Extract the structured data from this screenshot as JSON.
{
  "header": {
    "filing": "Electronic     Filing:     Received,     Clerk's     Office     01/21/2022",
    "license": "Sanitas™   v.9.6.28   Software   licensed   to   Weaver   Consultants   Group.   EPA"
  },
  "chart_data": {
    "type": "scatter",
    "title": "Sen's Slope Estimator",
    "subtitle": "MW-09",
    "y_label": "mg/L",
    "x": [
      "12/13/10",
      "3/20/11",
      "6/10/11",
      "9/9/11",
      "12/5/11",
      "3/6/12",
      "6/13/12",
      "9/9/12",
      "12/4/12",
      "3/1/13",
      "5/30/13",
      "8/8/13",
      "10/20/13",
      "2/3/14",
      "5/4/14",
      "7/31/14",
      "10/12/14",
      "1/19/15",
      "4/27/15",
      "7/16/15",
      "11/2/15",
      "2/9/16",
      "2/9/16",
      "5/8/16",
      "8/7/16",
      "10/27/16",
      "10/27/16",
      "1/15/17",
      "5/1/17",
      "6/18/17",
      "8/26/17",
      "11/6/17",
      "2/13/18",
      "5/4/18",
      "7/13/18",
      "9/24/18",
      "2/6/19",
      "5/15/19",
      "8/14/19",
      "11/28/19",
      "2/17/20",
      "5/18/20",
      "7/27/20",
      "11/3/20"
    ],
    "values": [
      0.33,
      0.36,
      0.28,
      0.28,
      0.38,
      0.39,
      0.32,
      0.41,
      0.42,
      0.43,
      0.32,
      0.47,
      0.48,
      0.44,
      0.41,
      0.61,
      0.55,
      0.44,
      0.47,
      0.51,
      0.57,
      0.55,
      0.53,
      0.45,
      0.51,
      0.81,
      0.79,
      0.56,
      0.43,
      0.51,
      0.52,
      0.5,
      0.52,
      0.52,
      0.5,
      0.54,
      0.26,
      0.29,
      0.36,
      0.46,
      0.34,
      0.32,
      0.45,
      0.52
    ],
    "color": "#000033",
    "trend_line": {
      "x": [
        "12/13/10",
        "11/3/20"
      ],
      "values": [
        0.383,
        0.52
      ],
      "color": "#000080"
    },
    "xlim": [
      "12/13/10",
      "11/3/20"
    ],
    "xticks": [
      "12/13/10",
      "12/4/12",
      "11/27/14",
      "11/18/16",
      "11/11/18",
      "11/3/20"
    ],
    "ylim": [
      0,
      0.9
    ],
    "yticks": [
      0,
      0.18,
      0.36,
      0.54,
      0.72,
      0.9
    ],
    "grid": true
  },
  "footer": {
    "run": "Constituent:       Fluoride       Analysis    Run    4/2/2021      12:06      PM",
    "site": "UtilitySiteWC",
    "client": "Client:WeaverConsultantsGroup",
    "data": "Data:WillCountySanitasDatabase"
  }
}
________________________________________
Requirements
All of the material must be reproduced exactly.

Solution
Extract the structured data from this screenshot as JSON.
{
  "header": {
    "filing": "Electronic     Filing:     Received,     Clerk's     Office     01/21/2022",
    "license": "Sanitas™   v.9.6.28   Software   licensed   to   Weaver   Consultants   Group.   EPA"
  },
  "chart_data": {
    "type": "scatter",
    "title": "Sen's Slope Estimator",
    "subtitle": "MW-09",
    "y_label": "mg/L",
    "x": [
      "12/13/10",
      "3/20/11",
      "6/10/11",
      "9/9/11",
      "12/5/11",
      "3/6/12",
      "6/13/12",
      "9/9/12",
      "12/4/12",
      "3/1/13",
      "5/30/13",
      "8/8/13",
      "10/20/13",
      "2/3/14",
      "5/4/14",
      "7/31/14",
      "10/12/14",
      "1/19/15",
      "4/27/15",
      "7/16/15",
      "11/2/15",
      "2/9/16",
      "2/9/16",
      "5/8/16",
      "8/7/16",
      "10/27/16",
      "10/27/16",
      "1/15/17",
      "5/1/17",
      "6/18/17",
      "8/26/17",
      "11/6/17",
      "2/13/18",
      "5/4/18",
      "7/13/18",
      "9/24/18",
      "2/6/19",
      "5/15/19",
      "8/14/19",
      "11/28/19",
      "2/17/20",
      "5/18/20",
      "7/27/20",
      "11/3/20"
    ],
    "values": [
      0.33,
      0.36,
      0.28,
      0.28,
      0.38,
      0.39,
      0.32,
      0.41,
      0.42,
      0.43,
      0.32,
      0.47,
      0.48,
      0.44,
      0.41,
      0.61,
      0.55,
      0.44,
      0.47,
      0.51,
      0.57,
      0.55,
      0.53,
      0.45,
      0.51,
      0.81,
      0.79,
      0.56,
      0.43,
      0.51,
      0.52,
      0.5,
      0.52,
      0.52,
      0.5,
      0.54,
      0.26,
      0.29,
      0.36,
      0.46,
      0.34,
      0.32,
      0.45,
      0.52
    ],
    "color": "#000033",
    "trend_line": {
      "x": [
        "12/13/10",
        "11/3/20"
      ],
      "values": [
        0.383,
        0.52
      ],
      "color": "#000080"
    },
    "xlim": [
      "12/13/10",
      "11/3/20"
    ],
    "xticks": [
      "12/13/10",
      "12/4/12",
      "11/27/14",
      "11/18/16",
      "11/11/18",
      "11/3/20"
    ],
    "ylim": [
      0,
      0.9
    ],
    "yticks": [
      0,
      0.18,
      0.36,
      0.54,
      0.72,
      0.9
    ],
    "grid": true
  },
  "footer": {
    "run": "Constituent:       Fluoride       Analysis    Run    4/2/2021      12:06      PM",
    "site": "UtilitySiteWC",
    "client": "Client:WeaverConsultantsGroup",
    "data": "Data:WillCountySanitasDatabase"
  }
}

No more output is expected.